RECORDS SHOWN:
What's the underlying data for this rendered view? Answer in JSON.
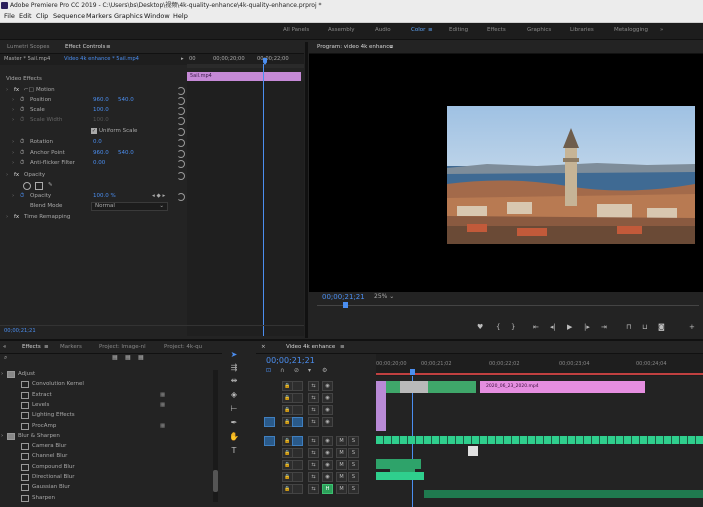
{
  "window": {
    "title": "Adobe Premiere Pro CC 2019 - C:\\Users\\bs\\Desktop\\视频\\4k-quality-enhance\\4k-quality-enhance.prproj *"
  },
  "menu": [
    "File",
    "Edit",
    "Clip",
    "Sequence",
    "Markers",
    "Graphics",
    "Window",
    "Help"
  ],
  "workspaces": [
    "All Panels",
    "Assembly",
    "Audio",
    "Color",
    "Editing",
    "Effects",
    "Graphics",
    "Libraries",
    "Metalogging"
  ],
  "active_workspace": "Color",
  "effect_controls": {
    "tabs": [
      "Lumetri Scopes",
      "Effect Controls"
    ],
    "master": "Master * 5ail.mp4",
    "clip": "Video 4k enhance * 5ail.mp4",
    "ruler_start": "00",
    "ruler_mid": "00;00;20;00",
    "ruler_end": "00;00;22;00",
    "clip_label": "5ail.mp4",
    "section_video": "Video Effects",
    "motion": "Motion",
    "position_label": "Position",
    "position_x": "960.0",
    "position_y": "540.0",
    "scale_label": "Scale",
    "scale_value": "100.0",
    "scale_width_label": "Scale Width",
    "uniform_scale": "Uniform Scale",
    "rotation_label": "Rotation",
    "rotation_value": "0.0",
    "anchor_label": "Anchor Point",
    "anchor_x": "960.0",
    "anchor_y": "540.0",
    "flicker_label": "Anti-flicker Filter",
    "flicker_value": "0.00",
    "opacity_section": "Opacity",
    "opacity_label": "Opacity",
    "opacity_value": "100.0 %",
    "blend_label": "Blend Mode",
    "blend_value": "Normal",
    "time_remap": "Time Remapping",
    "bottom_time": "00;00;21;21"
  },
  "program_monitor": {
    "title": "Program: video 4k enhance",
    "timecode": "00;00;21;21",
    "zoom": "25%"
  },
  "effects_panel": {
    "tabs": [
      "Effects",
      "Markers",
      "Project: Image-nl",
      "Project: 4k-qu"
    ],
    "items": [
      {
        "label": "Adjust",
        "folder": true,
        "indent": 1
      },
      {
        "label": "Convolution Kernel",
        "indent": 2
      },
      {
        "label": "Extract",
        "indent": 2
      },
      {
        "label": "Levels",
        "indent": 2
      },
      {
        "label": "Lighting Effects",
        "indent": 2
      },
      {
        "label": "ProcAmp",
        "indent": 2
      },
      {
        "label": "Blur & Sharpen",
        "folder": true,
        "indent": 1
      },
      {
        "label": "Camera Blur",
        "indent": 2
      },
      {
        "label": "Channel Blur",
        "indent": 2
      },
      {
        "label": "Compound Blur",
        "indent": 2
      },
      {
        "label": "Directional Blur",
        "indent": 2
      },
      {
        "label": "Gaussian Blur",
        "indent": 2
      },
      {
        "label": "Sharpen",
        "indent": 2
      }
    ]
  },
  "timeline": {
    "tab": "Video 4k enhance",
    "timecode": "00;00;21;21",
    "ruler": [
      "00;00;20;00",
      "00;00;21;02",
      "00;00;22;02",
      "00;00;23;04",
      "00;00;24;04"
    ],
    "clip_name": "2020_06_23_2020.mp4",
    "track_labels": [
      "V4",
      "V3",
      "V2",
      "V1",
      "A1",
      "A2",
      "A3"
    ],
    "v1_label": "V1"
  }
}
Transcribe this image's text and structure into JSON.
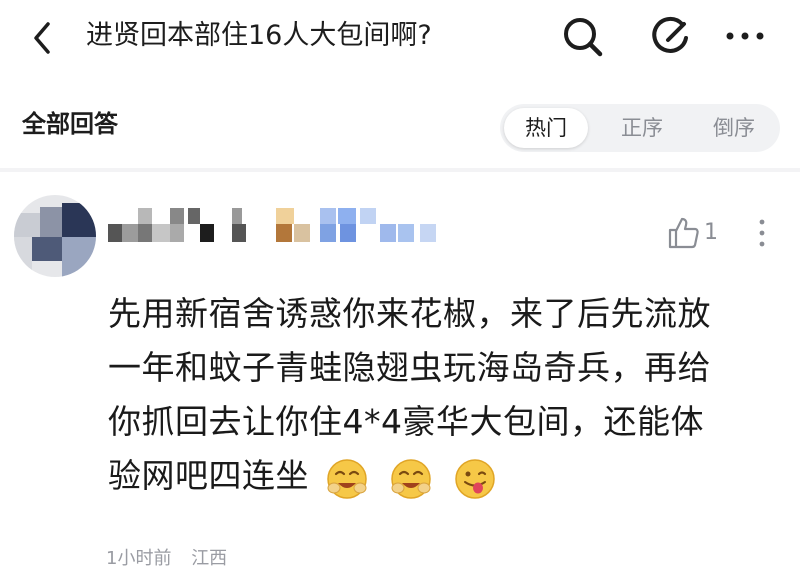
{
  "header": {
    "title": "进贤回本部住16人大包间啊?",
    "back_icon": "chevron-left-icon",
    "search_icon": "search-icon",
    "compose_icon": "compose-icon",
    "more_icon": "more-icon"
  },
  "answers_section": {
    "title": "全部回答",
    "sort_options": [
      "热门",
      "正序",
      "倒序"
    ],
    "selected_sort": "热门"
  },
  "answer": {
    "author_name": "",
    "author_name_blurred": true,
    "like_count": "1",
    "content_lines": [
      "先用新宿舍诱惑你来花椒，来了后先流放",
      "一年和蚊子青蛙隐翅虫玩海岛奇兵，再给",
      "你抓回去让你住4*4豪华大包间，还能体",
      "验网吧四连坐"
    ],
    "emojis": [
      "laughing-face-emoji",
      "laughing-face-emoji",
      "tongue-out-face-emoji"
    ],
    "time": "1小时前",
    "location": "江西"
  }
}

TASK DESCRIPTION: Transcribe every line from the records above without alteration, and leave out the images.

CORRECT ANSWER:
What's the underlying data for this rendered view? Answer in JSON.
{
  "window": {
    "title": "Adobe Premiere Pro CC 2019 - C:\\Users\\bs\\Desktop\\视频\\4k-quality-enhance\\4k-quality-enhance.prproj *"
  },
  "menu": [
    "File",
    "Edit",
    "Clip",
    "Sequence",
    "Markers",
    "Graphics",
    "Window",
    "Help"
  ],
  "workspaces": [
    "All Panels",
    "Assembly",
    "Audio",
    "Color",
    "Editing",
    "Effects",
    "Graphics",
    "Libraries",
    "Metalogging"
  ],
  "active_workspace": "Color",
  "effect_controls": {
    "tabs": [
      "Lumetri Scopes",
      "Effect Controls"
    ],
    "master": "Master * 5ail.mp4",
    "clip": "Video 4k enhance * 5ail.mp4",
    "ruler_start": "00",
    "ruler_mid": "00;00;20;00",
    "ruler_end": "00;00;22;00",
    "clip_label": "5ail.mp4",
    "section_video": "Video Effects",
    "motion": "Motion",
    "position_label": "Position",
    "position_x": "960.0",
    "position_y": "540.0",
    "scale_label": "Scale",
    "scale_value": "100.0",
    "scale_width_label": "Scale Width",
    "uniform_scale": "Uniform Scale",
    "rotation_label": "Rotation",
    "rotation_value": "0.0",
    "anchor_label": "Anchor Point",
    "anchor_x": "960.0",
    "anchor_y": "540.0",
    "flicker_label": "Anti-flicker Filter",
    "flicker_value": "0.00",
    "opacity_section": "Opacity",
    "opacity_label": "Opacity",
    "opacity_value": "100.0 %",
    "blend_label": "Blend Mode",
    "blend_value": "Normal",
    "time_remap": "Time Remapping",
    "bottom_time": "00;00;21;21"
  },
  "program_monitor": {
    "title": "Program: video 4k enhance",
    "timecode": "00;00;21;21",
    "zoom": "25%"
  },
  "effects_panel": {
    "tabs": [
      "Effects",
      "Markers",
      "Project: Image-nl",
      "Project: 4k-qu"
    ],
    "items": [
      {
        "label": "Adjust",
        "folder": true,
        "indent": 1
      },
      {
        "label": "Convolution Kernel",
        "indent": 2
      },
      {
        "label": "Extract",
        "indent": 2
      },
      {
        "label": "Levels",
        "indent": 2
      },
      {
        "label": "Lighting Effects",
        "indent": 2
      },
      {
        "label": "ProcAmp",
        "indent": 2
      },
      {
        "label": "Blur & Sharpen",
        "folder": true,
        "indent": 1
      },
      {
        "label": "Camera Blur",
        "indent": 2
      },
      {
        "label": "Channel Blur",
        "indent": 2
      },
      {
        "label": "Compound Blur",
        "indent": 2
      },
      {
        "label": "Directional Blur",
        "indent": 2
      },
      {
        "label": "Gaussian Blur",
        "indent": 2
      },
      {
        "label": "Sharpen",
        "indent": 2
      }
    ]
  },
  "timeline": {
    "tab": "Video 4k enhance",
    "timecode": "00;00;21;21",
    "ruler": [
      "00;00;20;00",
      "00;00;21;02",
      "00;00;22;02",
      "00;00;23;04",
      "00;00;24;04"
    ],
    "clip_name": "2020_06_23_2020.mp4",
    "track_labels": [
      "V4",
      "V3",
      "V2",
      "V1",
      "A1",
      "A2",
      "A3"
    ],
    "v1_label": "V1"
  }
}
Transcribe this image's text and structure into JSON.
{
  "header": {
    "title": "进贤回本部住16人大包间啊?",
    "back_icon": "chevron-left-icon",
    "search_icon": "search-icon",
    "compose_icon": "compose-icon",
    "more_icon": "more-icon"
  },
  "answers_section": {
    "title": "全部回答",
    "sort_options": [
      "热门",
      "正序",
      "倒序"
    ],
    "selected_sort": "热门"
  },
  "answer": {
    "author_name": "",
    "author_name_blurred": true,
    "like_count": "1",
    "content_lines": [
      "先用新宿舍诱惑你来花椒，来了后先流放",
      "一年和蚊子青蛙隐翅虫玩海岛奇兵，再给",
      "你抓回去让你住4*4豪华大包间，还能体",
      "验网吧四连坐"
    ],
    "emojis": [
      "laughing-face-emoji",
      "laughing-face-emoji",
      "tongue-out-face-emoji"
    ],
    "time": "1小时前",
    "location": "江西"
  }
}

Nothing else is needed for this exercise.